Go through the data below. Pull out every line that has the word "likes".

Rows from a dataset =
====================

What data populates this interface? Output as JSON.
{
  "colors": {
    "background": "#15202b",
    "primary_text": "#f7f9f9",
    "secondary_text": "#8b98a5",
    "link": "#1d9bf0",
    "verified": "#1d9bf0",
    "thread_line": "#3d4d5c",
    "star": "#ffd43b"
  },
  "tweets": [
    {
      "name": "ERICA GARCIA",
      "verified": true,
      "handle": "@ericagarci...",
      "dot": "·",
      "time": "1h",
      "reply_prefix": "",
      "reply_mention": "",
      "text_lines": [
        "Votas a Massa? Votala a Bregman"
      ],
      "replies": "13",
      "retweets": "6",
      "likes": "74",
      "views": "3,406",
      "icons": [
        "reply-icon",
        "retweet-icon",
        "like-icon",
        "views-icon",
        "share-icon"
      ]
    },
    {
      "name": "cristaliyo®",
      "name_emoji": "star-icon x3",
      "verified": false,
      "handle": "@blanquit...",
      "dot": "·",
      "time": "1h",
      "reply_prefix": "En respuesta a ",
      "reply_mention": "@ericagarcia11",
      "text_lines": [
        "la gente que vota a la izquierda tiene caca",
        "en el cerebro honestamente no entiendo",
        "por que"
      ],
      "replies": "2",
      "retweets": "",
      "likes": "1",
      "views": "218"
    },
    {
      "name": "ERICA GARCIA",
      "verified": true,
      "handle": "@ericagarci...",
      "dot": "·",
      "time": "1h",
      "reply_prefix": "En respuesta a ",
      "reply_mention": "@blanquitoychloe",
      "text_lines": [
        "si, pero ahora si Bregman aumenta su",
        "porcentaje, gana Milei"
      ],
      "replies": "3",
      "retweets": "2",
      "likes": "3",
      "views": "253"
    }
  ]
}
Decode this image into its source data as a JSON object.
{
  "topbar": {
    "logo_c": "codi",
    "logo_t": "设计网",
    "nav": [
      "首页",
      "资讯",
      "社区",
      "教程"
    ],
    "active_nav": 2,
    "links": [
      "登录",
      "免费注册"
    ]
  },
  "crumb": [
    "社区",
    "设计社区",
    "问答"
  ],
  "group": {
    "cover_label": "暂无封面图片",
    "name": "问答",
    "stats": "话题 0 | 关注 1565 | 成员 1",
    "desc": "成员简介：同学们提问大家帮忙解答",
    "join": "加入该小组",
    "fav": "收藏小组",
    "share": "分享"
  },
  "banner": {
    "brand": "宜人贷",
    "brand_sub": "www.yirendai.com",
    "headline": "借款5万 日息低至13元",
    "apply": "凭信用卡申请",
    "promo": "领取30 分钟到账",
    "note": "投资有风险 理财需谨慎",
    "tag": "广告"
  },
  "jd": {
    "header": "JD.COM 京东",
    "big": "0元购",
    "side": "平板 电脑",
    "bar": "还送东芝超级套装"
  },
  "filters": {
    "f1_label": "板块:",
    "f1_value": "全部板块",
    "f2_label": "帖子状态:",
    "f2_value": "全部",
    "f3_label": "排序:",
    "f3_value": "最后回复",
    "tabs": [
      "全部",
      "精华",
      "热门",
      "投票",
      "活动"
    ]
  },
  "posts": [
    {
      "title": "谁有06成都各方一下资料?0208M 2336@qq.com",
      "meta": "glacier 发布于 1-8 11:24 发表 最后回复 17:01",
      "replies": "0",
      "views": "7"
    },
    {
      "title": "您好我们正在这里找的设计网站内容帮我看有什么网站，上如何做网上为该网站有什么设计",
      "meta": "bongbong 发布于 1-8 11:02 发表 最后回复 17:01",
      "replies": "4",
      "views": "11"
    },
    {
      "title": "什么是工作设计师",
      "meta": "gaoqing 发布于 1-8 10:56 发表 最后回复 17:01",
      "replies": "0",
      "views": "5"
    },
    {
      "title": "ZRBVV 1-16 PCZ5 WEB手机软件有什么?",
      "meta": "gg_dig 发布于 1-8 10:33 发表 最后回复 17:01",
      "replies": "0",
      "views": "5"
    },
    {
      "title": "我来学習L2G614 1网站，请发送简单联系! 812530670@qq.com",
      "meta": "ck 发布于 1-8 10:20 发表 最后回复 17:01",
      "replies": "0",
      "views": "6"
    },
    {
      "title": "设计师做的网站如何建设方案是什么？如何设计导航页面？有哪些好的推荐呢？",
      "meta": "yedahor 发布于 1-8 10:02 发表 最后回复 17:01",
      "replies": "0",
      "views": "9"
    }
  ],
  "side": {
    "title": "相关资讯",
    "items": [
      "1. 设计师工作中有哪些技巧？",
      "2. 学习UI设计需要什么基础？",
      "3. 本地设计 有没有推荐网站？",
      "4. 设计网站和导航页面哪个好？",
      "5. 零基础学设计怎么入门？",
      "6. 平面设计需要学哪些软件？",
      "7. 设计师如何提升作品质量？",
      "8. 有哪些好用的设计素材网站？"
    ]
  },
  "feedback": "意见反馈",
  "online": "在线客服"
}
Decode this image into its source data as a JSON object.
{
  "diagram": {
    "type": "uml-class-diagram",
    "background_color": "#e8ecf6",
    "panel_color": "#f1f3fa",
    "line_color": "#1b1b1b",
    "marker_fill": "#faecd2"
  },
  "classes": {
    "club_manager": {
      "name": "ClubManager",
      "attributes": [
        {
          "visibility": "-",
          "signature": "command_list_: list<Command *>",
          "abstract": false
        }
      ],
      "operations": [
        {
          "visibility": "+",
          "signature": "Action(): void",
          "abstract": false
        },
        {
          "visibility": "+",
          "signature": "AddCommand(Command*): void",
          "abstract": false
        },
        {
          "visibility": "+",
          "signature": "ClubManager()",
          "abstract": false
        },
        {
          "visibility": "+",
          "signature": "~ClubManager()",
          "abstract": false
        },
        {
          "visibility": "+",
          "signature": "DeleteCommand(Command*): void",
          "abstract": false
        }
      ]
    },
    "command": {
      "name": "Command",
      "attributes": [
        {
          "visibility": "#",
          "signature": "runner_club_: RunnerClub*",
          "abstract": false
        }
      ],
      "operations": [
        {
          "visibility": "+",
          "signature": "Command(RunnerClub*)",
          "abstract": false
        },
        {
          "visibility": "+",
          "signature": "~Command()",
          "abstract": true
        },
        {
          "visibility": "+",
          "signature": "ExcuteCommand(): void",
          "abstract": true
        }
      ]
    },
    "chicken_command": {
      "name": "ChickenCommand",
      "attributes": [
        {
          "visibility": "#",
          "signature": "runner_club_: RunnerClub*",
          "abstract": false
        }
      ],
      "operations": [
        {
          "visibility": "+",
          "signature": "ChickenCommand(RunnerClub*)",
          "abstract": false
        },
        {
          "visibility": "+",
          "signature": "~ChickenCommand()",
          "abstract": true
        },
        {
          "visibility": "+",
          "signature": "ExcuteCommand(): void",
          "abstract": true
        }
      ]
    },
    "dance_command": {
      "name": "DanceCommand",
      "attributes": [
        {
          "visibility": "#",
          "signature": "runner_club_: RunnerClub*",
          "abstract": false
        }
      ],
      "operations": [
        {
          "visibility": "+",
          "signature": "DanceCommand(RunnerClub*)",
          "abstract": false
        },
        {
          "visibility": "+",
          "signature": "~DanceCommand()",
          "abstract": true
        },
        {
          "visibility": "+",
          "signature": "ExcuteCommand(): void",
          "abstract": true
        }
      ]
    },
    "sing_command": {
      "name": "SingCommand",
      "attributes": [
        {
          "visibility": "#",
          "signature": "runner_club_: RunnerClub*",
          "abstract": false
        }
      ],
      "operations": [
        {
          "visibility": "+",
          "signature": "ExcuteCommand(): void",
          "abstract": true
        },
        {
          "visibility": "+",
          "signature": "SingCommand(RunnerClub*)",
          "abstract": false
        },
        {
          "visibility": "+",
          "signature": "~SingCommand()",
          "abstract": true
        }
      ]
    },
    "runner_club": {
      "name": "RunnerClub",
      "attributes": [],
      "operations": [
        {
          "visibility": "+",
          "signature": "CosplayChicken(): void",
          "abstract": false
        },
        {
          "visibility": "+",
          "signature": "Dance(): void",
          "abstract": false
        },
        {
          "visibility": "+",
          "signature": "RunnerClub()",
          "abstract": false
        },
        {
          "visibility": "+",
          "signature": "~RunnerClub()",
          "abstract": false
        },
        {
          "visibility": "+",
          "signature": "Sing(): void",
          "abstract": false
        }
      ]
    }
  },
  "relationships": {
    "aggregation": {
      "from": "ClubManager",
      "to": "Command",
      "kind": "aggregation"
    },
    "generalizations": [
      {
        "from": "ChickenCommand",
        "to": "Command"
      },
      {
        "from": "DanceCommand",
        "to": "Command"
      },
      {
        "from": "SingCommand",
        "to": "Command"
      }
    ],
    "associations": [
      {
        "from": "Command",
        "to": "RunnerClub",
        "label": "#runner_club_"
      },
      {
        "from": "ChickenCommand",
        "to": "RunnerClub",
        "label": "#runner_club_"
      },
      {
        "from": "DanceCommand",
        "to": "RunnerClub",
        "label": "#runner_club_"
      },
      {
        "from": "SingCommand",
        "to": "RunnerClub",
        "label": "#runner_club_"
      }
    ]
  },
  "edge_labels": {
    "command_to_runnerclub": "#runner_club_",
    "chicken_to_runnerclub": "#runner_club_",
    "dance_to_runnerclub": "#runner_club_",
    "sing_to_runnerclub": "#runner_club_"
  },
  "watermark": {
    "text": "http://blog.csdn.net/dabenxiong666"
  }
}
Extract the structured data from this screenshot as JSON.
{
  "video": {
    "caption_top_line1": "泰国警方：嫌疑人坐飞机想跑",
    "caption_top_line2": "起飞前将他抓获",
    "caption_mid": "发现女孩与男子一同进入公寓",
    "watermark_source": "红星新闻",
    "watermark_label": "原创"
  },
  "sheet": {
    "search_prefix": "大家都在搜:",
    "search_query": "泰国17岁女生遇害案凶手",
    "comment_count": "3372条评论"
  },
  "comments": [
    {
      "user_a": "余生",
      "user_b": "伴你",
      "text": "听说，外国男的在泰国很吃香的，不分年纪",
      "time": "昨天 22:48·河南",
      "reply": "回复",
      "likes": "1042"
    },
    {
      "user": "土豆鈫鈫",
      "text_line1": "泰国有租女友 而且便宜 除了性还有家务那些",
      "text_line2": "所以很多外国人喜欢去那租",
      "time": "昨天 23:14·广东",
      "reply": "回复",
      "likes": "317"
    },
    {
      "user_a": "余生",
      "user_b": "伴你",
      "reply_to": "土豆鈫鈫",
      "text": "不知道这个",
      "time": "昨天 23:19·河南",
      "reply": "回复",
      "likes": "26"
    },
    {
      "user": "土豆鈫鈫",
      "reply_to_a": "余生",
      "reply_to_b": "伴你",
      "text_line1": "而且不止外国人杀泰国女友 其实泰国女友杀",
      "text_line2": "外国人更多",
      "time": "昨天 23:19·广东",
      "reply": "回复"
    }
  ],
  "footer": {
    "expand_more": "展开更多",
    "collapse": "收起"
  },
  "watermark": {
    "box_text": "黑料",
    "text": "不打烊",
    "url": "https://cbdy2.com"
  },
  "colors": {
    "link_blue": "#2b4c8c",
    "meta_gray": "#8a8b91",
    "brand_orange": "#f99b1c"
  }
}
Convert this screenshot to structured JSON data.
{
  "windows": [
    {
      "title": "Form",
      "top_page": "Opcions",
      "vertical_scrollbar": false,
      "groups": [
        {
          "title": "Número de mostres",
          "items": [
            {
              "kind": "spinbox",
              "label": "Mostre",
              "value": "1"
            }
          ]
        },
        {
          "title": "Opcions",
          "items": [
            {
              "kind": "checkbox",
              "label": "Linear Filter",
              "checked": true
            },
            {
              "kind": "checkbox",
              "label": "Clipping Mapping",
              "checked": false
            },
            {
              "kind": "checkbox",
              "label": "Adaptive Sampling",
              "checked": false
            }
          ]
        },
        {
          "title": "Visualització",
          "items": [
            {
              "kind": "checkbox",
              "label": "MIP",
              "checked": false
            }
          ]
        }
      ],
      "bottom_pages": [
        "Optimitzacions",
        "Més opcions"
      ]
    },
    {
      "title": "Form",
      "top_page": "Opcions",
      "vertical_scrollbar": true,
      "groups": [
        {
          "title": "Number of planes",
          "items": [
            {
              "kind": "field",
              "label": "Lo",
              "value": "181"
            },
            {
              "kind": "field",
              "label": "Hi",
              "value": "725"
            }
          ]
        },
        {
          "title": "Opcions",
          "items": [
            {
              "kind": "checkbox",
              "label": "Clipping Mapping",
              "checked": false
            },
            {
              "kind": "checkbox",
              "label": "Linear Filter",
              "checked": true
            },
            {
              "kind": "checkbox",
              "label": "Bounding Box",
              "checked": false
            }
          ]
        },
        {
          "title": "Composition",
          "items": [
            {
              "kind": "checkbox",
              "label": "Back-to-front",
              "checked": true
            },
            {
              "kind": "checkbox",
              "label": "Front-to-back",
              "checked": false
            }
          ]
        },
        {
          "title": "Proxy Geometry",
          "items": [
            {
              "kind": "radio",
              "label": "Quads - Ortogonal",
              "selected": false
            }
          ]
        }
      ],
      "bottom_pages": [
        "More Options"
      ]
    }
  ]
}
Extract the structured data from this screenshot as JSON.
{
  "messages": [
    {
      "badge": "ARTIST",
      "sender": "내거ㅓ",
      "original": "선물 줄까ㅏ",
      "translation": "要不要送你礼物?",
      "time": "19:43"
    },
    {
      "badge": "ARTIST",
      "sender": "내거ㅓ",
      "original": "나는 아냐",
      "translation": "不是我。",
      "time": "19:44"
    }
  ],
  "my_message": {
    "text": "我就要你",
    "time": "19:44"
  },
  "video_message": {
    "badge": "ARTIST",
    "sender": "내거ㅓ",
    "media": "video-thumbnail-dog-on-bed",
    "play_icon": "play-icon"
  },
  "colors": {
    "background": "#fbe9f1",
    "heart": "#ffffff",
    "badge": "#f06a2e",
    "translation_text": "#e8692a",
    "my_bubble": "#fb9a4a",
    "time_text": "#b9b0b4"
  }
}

====================

RESPONSE TO THIS TASK =
      "likes": "74",
      "likes": "1",
      "likes": "3",
      "likes": "1042"
      "likes": "317"
      "likes": "26"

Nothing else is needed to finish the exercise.